[Collected data]
===============

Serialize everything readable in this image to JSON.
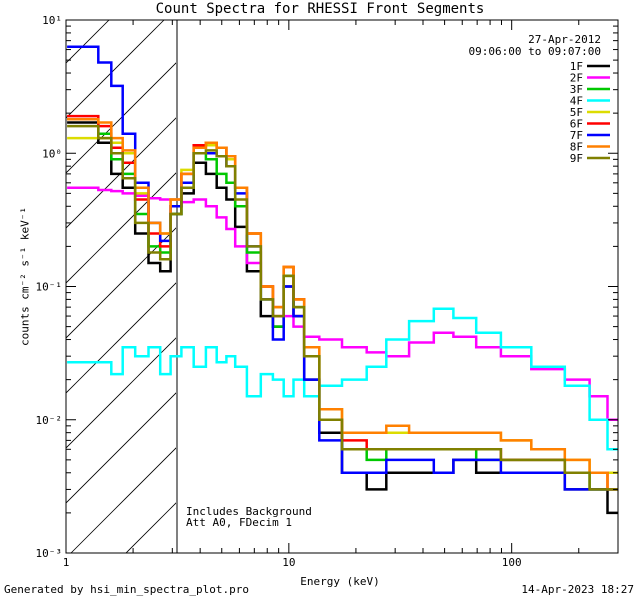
{
  "title": "Count Spectra for RHESSI Front Segments",
  "date": "27-Apr-2012",
  "time_range": "09:06:00 to 09:07:00",
  "ylabel": "counts cm⁻² s⁻¹ keV⁻¹",
  "xlabel": "Energy (keV)",
  "annotation_line1": "Includes Background",
  "annotation_line2": "Att A0, FDecim 1",
  "footer_left": "Generated by hsi_min_spectra_plot.pro",
  "footer_right": "14-Apr-2023 18:27",
  "chart_data": {
    "type": "line",
    "x_scale": "log",
    "y_scale": "log",
    "xlim": [
      1,
      300
    ],
    "ylim": [
      0.001,
      10
    ],
    "x_tick_labels": [
      "1",
      "10",
      "100"
    ],
    "y_tick_labels": [
      "10⁻³",
      "10⁻²",
      "10⁻¹",
      "10⁰",
      "10¹"
    ],
    "shaded_region_below_keV": 3,
    "x": [
      1.1,
      1.3,
      1.5,
      1.7,
      1.9,
      2.2,
      2.5,
      2.8,
      3.1,
      3.5,
      4.0,
      4.5,
      5.0,
      5.5,
      6.0,
      7.0,
      8.0,
      9.0,
      10.0,
      11.0,
      12.5,
      15,
      20,
      25,
      30,
      40,
      50,
      60,
      80,
      100,
      150,
      200,
      250,
      290
    ],
    "series": [
      {
        "name": "1F",
        "color": "#000000",
        "values": [
          1.7,
          1.7,
          1.2,
          0.7,
          0.55,
          0.25,
          0.15,
          0.13,
          0.35,
          0.5,
          0.85,
          0.7,
          0.55,
          0.45,
          0.28,
          0.13,
          0.06,
          0.05,
          0.1,
          0.06,
          0.02,
          0.008,
          0.004,
          0.003,
          0.004,
          0.004,
          0.004,
          0.005,
          0.004,
          0.004,
          0.004,
          0.003,
          0.003,
          0.002
        ]
      },
      {
        "name": "2F",
        "color": "#ff00ff",
        "values": [
          0.55,
          0.55,
          0.53,
          0.52,
          0.5,
          0.48,
          0.46,
          0.45,
          0.45,
          0.43,
          0.45,
          0.4,
          0.33,
          0.27,
          0.2,
          0.15,
          0.1,
          0.07,
          0.06,
          0.05,
          0.042,
          0.04,
          0.035,
          0.032,
          0.03,
          0.038,
          0.045,
          0.042,
          0.035,
          0.03,
          0.024,
          0.02,
          0.015,
          0.01
        ]
      },
      {
        "name": "3F",
        "color": "#00c800",
        "values": [
          1.8,
          1.8,
          1.4,
          0.9,
          0.7,
          0.35,
          0.2,
          0.18,
          0.35,
          0.55,
          1.0,
          0.9,
          0.7,
          0.6,
          0.4,
          0.18,
          0.08,
          0.05,
          0.12,
          0.07,
          0.03,
          0.01,
          0.006,
          0.005,
          0.006,
          0.006,
          0.006,
          0.006,
          0.005,
          0.005,
          0.005,
          0.004,
          0.003,
          0.003
        ]
      },
      {
        "name": "4F",
        "color": "#00ffff",
        "values": [
          0.027,
          0.027,
          0.027,
          0.022,
          0.035,
          0.03,
          0.035,
          0.022,
          0.03,
          0.035,
          0.025,
          0.035,
          0.027,
          0.03,
          0.025,
          0.015,
          0.022,
          0.02,
          0.015,
          0.02,
          0.015,
          0.018,
          0.02,
          0.025,
          0.04,
          0.055,
          0.068,
          0.058,
          0.045,
          0.035,
          0.025,
          0.018,
          0.01,
          0.006
        ]
      },
      {
        "name": "5F",
        "color": "#dcdc00",
        "values": [
          1.3,
          1.3,
          1.3,
          1.2,
          1.0,
          0.5,
          0.3,
          0.25,
          0.45,
          0.75,
          1.1,
          1.15,
          1.1,
          0.9,
          0.55,
          0.25,
          0.1,
          0.07,
          0.14,
          0.08,
          0.035,
          0.012,
          0.008,
          0.008,
          0.008,
          0.008,
          0.008,
          0.008,
          0.008,
          0.007,
          0.006,
          0.005,
          0.004,
          0.004
        ]
      },
      {
        "name": "6F",
        "color": "#ff0000",
        "values": [
          1.9,
          1.9,
          1.6,
          1.1,
          0.85,
          0.45,
          0.25,
          0.2,
          0.4,
          0.7,
          1.15,
          1.2,
          1.1,
          0.95,
          0.55,
          0.25,
          0.1,
          0.06,
          0.14,
          0.08,
          0.03,
          0.01,
          0.007,
          0.006,
          0.006,
          0.006,
          0.006,
          0.006,
          0.006,
          0.005,
          0.005,
          0.004,
          0.004,
          0.003
        ]
      },
      {
        "name": "7F",
        "color": "#0000ff",
        "values": [
          6.3,
          6.3,
          4.8,
          3.2,
          1.4,
          0.6,
          0.3,
          0.22,
          0.4,
          0.6,
          1.0,
          1.0,
          0.95,
          0.8,
          0.5,
          0.2,
          0.08,
          0.04,
          0.1,
          0.06,
          0.02,
          0.007,
          0.004,
          0.004,
          0.005,
          0.005,
          0.004,
          0.005,
          0.005,
          0.004,
          0.004,
          0.003,
          0.003,
          0.003
        ]
      },
      {
        "name": "8F",
        "color": "#ff8000",
        "values": [
          1.8,
          1.8,
          1.7,
          1.3,
          1.05,
          0.55,
          0.3,
          0.25,
          0.45,
          0.7,
          1.1,
          1.2,
          1.1,
          0.95,
          0.55,
          0.25,
          0.1,
          0.07,
          0.14,
          0.08,
          0.035,
          0.012,
          0.008,
          0.008,
          0.009,
          0.008,
          0.008,
          0.008,
          0.008,
          0.007,
          0.006,
          0.005,
          0.004,
          0.003
        ]
      },
      {
        "name": "9F",
        "color": "#808000",
        "values": [
          1.6,
          1.6,
          1.3,
          1.0,
          0.65,
          0.3,
          0.18,
          0.16,
          0.35,
          0.55,
          1.0,
          1.05,
          0.95,
          0.8,
          0.45,
          0.2,
          0.08,
          0.06,
          0.12,
          0.07,
          0.03,
          0.01,
          0.006,
          0.006,
          0.006,
          0.006,
          0.006,
          0.006,
          0.006,
          0.005,
          0.005,
          0.004,
          0.003,
          0.003
        ]
      }
    ]
  }
}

===============

_TASK PROMPT_. Each record above is to be restated exactly, with its pictures removed from the copy.

_OUTPUT OF THE TASK_.
Serialize everything readable in this image to JSON.
{
  "title": "Count Spectra for RHESSI Front Segments",
  "date": "27-Apr-2012",
  "time_range": "09:06:00 to 09:07:00",
  "ylabel": "counts cm⁻² s⁻¹ keV⁻¹",
  "xlabel": "Energy (keV)",
  "annotation_line1": "Includes Background",
  "annotation_line2": "Att A0, FDecim 1",
  "footer_left": "Generated by hsi_min_spectra_plot.pro",
  "footer_right": "14-Apr-2023 18:27",
  "chart_data": {
    "type": "line",
    "x_scale": "log",
    "y_scale": "log",
    "xlim": [
      1,
      300
    ],
    "ylim": [
      0.001,
      10
    ],
    "x_tick_labels": [
      "1",
      "10",
      "100"
    ],
    "y_tick_labels": [
      "10⁻³",
      "10⁻²",
      "10⁻¹",
      "10⁰",
      "10¹"
    ],
    "shaded_region_below_keV": 3,
    "x": [
      1.1,
      1.3,
      1.5,
      1.7,
      1.9,
      2.2,
      2.5,
      2.8,
      3.1,
      3.5,
      4.0,
      4.5,
      5.0,
      5.5,
      6.0,
      7.0,
      8.0,
      9.0,
      10.0,
      11.0,
      12.5,
      15,
      20,
      25,
      30,
      40,
      50,
      60,
      80,
      100,
      150,
      200,
      250,
      290
    ],
    "series": [
      {
        "name": "1F",
        "color": "#000000",
        "values": [
          1.7,
          1.7,
          1.2,
          0.7,
          0.55,
          0.25,
          0.15,
          0.13,
          0.35,
          0.5,
          0.85,
          0.7,
          0.55,
          0.45,
          0.28,
          0.13,
          0.06,
          0.05,
          0.1,
          0.06,
          0.02,
          0.008,
          0.004,
          0.003,
          0.004,
          0.004,
          0.004,
          0.005,
          0.004,
          0.004,
          0.004,
          0.003,
          0.003,
          0.002
        ]
      },
      {
        "name": "2F",
        "color": "#ff00ff",
        "values": [
          0.55,
          0.55,
          0.53,
          0.52,
          0.5,
          0.48,
          0.46,
          0.45,
          0.45,
          0.43,
          0.45,
          0.4,
          0.33,
          0.27,
          0.2,
          0.15,
          0.1,
          0.07,
          0.06,
          0.05,
          0.042,
          0.04,
          0.035,
          0.032,
          0.03,
          0.038,
          0.045,
          0.042,
          0.035,
          0.03,
          0.024,
          0.02,
          0.015,
          0.01
        ]
      },
      {
        "name": "3F",
        "color": "#00c800",
        "values": [
          1.8,
          1.8,
          1.4,
          0.9,
          0.7,
          0.35,
          0.2,
          0.18,
          0.35,
          0.55,
          1.0,
          0.9,
          0.7,
          0.6,
          0.4,
          0.18,
          0.08,
          0.05,
          0.12,
          0.07,
          0.03,
          0.01,
          0.006,
          0.005,
          0.006,
          0.006,
          0.006,
          0.006,
          0.005,
          0.005,
          0.005,
          0.004,
          0.003,
          0.003
        ]
      },
      {
        "name": "4F",
        "color": "#00ffff",
        "values": [
          0.027,
          0.027,
          0.027,
          0.022,
          0.035,
          0.03,
          0.035,
          0.022,
          0.03,
          0.035,
          0.025,
          0.035,
          0.027,
          0.03,
          0.025,
          0.015,
          0.022,
          0.02,
          0.015,
          0.02,
          0.015,
          0.018,
          0.02,
          0.025,
          0.04,
          0.055,
          0.068,
          0.058,
          0.045,
          0.035,
          0.025,
          0.018,
          0.01,
          0.006
        ]
      },
      {
        "name": "5F",
        "color": "#dcdc00",
        "values": [
          1.3,
          1.3,
          1.3,
          1.2,
          1.0,
          0.5,
          0.3,
          0.25,
          0.45,
          0.75,
          1.1,
          1.15,
          1.1,
          0.9,
          0.55,
          0.25,
          0.1,
          0.07,
          0.14,
          0.08,
          0.035,
          0.012,
          0.008,
          0.008,
          0.008,
          0.008,
          0.008,
          0.008,
          0.008,
          0.007,
          0.006,
          0.005,
          0.004,
          0.004
        ]
      },
      {
        "name": "6F",
        "color": "#ff0000",
        "values": [
          1.9,
          1.9,
          1.6,
          1.1,
          0.85,
          0.45,
          0.25,
          0.2,
          0.4,
          0.7,
          1.15,
          1.2,
          1.1,
          0.95,
          0.55,
          0.25,
          0.1,
          0.06,
          0.14,
          0.08,
          0.03,
          0.01,
          0.007,
          0.006,
          0.006,
          0.006,
          0.006,
          0.006,
          0.006,
          0.005,
          0.005,
          0.004,
          0.004,
          0.003
        ]
      },
      {
        "name": "7F",
        "color": "#0000ff",
        "values": [
          6.3,
          6.3,
          4.8,
          3.2,
          1.4,
          0.6,
          0.3,
          0.22,
          0.4,
          0.6,
          1.0,
          1.0,
          0.95,
          0.8,
          0.5,
          0.2,
          0.08,
          0.04,
          0.1,
          0.06,
          0.02,
          0.007,
          0.004,
          0.004,
          0.005,
          0.005,
          0.004,
          0.005,
          0.005,
          0.004,
          0.004,
          0.003,
          0.003,
          0.003
        ]
      },
      {
        "name": "8F",
        "color": "#ff8000",
        "values": [
          1.8,
          1.8,
          1.7,
          1.3,
          1.05,
          0.55,
          0.3,
          0.25,
          0.45,
          0.7,
          1.1,
          1.2,
          1.1,
          0.95,
          0.55,
          0.25,
          0.1,
          0.07,
          0.14,
          0.08,
          0.035,
          0.012,
          0.008,
          0.008,
          0.009,
          0.008,
          0.008,
          0.008,
          0.008,
          0.007,
          0.006,
          0.005,
          0.004,
          0.003
        ]
      },
      {
        "name": "9F",
        "color": "#808000",
        "values": [
          1.6,
          1.6,
          1.3,
          1.0,
          0.65,
          0.3,
          0.18,
          0.16,
          0.35,
          0.55,
          1.0,
          1.05,
          0.95,
          0.8,
          0.45,
          0.2,
          0.08,
          0.06,
          0.12,
          0.07,
          0.03,
          0.01,
          0.006,
          0.006,
          0.006,
          0.006,
          0.006,
          0.006,
          0.006,
          0.005,
          0.005,
          0.004,
          0.003,
          0.003
        ]
      }
    ]
  }
}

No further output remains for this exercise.